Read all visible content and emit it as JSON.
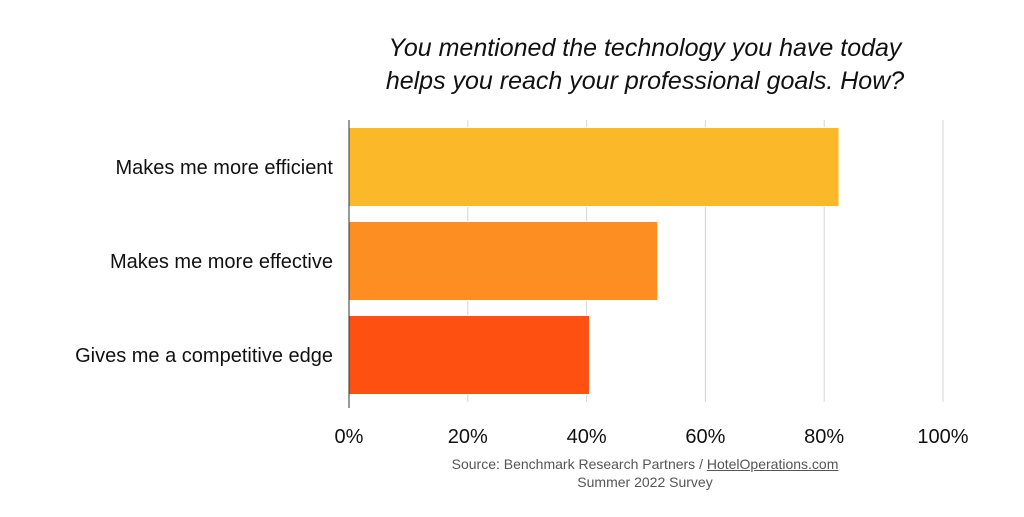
{
  "chart_data": {
    "type": "bar",
    "orientation": "horizontal",
    "title_lines": [
      "You mentioned the technology you have today",
      "helps you reach your professional goals. How?"
    ],
    "categories": [
      "Makes me more efficient",
      "Makes me more effective",
      "Gives me a competitive edge"
    ],
    "values": [
      82.5,
      52,
      40.5
    ],
    "colors": [
      "#FBB829",
      "#FD8E22",
      "#FD5011"
    ],
    "xlim": [
      0,
      100
    ],
    "xticks": [
      0,
      20,
      40,
      60,
      80,
      100
    ],
    "xtick_labels": [
      "0%",
      "20%",
      "40%",
      "60%",
      "80%",
      "100%"
    ],
    "grid": true,
    "xlabel": "",
    "ylabel": ""
  },
  "footer": {
    "source_prefix": "Source: Benchmark Research Partners / ",
    "source_link": "HotelOperations.com",
    "survey": "Summer 2022 Survey"
  }
}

→ Task statement:
Omit every image. Quote each record exactly.

→ Output for this task:
Read all visible content and emit it as JSON.
{
  "chart_data": {
    "type": "bar",
    "orientation": "horizontal",
    "title_lines": [
      "You mentioned the technology you have today",
      "helps you reach your professional goals. How?"
    ],
    "categories": [
      "Makes me more efficient",
      "Makes me more effective",
      "Gives me a competitive edge"
    ],
    "values": [
      82.5,
      52,
      40.5
    ],
    "colors": [
      "#FBB829",
      "#FD8E22",
      "#FD5011"
    ],
    "xlim": [
      0,
      100
    ],
    "xticks": [
      0,
      20,
      40,
      60,
      80,
      100
    ],
    "xtick_labels": [
      "0%",
      "20%",
      "40%",
      "60%",
      "80%",
      "100%"
    ],
    "grid": true,
    "xlabel": "",
    "ylabel": ""
  },
  "footer": {
    "source_prefix": "Source: Benchmark Research Partners / ",
    "source_link": "HotelOperations.com",
    "survey": "Summer 2022 Survey"
  }
}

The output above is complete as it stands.